----- TRECHO -----
Dito isso, a meiuca consegue melhorar alguns aspectos, numa espécie de filme do Liam Neeeson em que, ao invés de um agente/ex-militar ou derivados, é uma vampira que tenta salvar os passageiros do atentado, brigando com a própria natureza num jogo de gato e rato interessante de se acompanhar. Mas, ao passo que não teve o proveito anterior do flashback da viagem, em já didatizar também o funcionamento exato dessa mitologia vampiresca (tipo, o que exatamente faz alguém mordido morrer ou se tornar vampiro?), no encaminhar do que deveria ser o melhor momento do filme, o terceiro ato de Céu Vermelho-Sangue se perde na condução da ação e da carnificina, não sabendo lidar tão bem com os arquétipos que posicionou e tentando puxá-los para uma dramática maior, que não funciona pela falta de aprofundamento e porque talvez a seriedade não fosse o melhor caminho depois de ter passado tanto tempo criando mistério para algo que, na prática, não precisava e não fazia a menor diferença.
----- ITENS EXTRAÍDOS -----
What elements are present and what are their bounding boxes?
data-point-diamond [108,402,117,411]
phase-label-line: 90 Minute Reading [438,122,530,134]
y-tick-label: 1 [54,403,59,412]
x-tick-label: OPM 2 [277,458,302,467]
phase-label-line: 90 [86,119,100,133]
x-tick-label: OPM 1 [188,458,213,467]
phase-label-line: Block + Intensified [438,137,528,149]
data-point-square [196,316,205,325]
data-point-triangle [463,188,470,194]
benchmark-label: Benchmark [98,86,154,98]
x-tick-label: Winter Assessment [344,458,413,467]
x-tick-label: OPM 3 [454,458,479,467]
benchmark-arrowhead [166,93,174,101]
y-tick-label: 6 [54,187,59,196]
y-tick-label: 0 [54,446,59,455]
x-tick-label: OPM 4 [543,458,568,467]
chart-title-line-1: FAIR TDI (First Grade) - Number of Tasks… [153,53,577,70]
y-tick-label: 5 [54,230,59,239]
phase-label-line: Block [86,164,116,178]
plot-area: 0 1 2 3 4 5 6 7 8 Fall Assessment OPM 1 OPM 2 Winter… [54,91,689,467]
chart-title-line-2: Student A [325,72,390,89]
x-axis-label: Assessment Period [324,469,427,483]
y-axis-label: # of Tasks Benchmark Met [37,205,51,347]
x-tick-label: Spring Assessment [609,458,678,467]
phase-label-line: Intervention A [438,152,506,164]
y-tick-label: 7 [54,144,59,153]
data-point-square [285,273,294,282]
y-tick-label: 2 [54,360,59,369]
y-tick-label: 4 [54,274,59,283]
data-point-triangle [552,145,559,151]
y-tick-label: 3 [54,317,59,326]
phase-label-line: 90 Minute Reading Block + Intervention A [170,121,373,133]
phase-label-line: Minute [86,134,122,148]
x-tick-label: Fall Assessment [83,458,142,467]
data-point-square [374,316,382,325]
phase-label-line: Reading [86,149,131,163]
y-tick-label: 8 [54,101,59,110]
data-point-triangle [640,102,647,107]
-----
--- ENUNCIADO ---
De acordo com o trecho, quem tenta salvar os passageiros do atentado no lugar de um agente ou ex-militar? Os itens não guardam relação alguma com o trecho.

--- RESOLUÇÃO COMPLETA ---
Uma vampira.